◆ What is needed ◆
From the entries provided below, copy each line that contains the word "values".

[BEGIN Data for this exercise]

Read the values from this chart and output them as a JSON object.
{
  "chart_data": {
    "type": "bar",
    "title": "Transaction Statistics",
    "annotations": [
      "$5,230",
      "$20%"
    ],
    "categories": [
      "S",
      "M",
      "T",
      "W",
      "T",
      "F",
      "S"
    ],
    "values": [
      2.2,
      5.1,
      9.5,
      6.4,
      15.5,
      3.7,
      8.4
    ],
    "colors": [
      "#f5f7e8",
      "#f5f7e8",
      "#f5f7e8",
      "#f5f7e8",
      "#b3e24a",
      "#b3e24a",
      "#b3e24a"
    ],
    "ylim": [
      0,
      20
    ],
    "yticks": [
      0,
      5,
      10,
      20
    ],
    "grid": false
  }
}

[END Data for this exercise]

◆ Solution for this exercise ◆
Read the values from this chart and output them as a JSON object.
    "values": [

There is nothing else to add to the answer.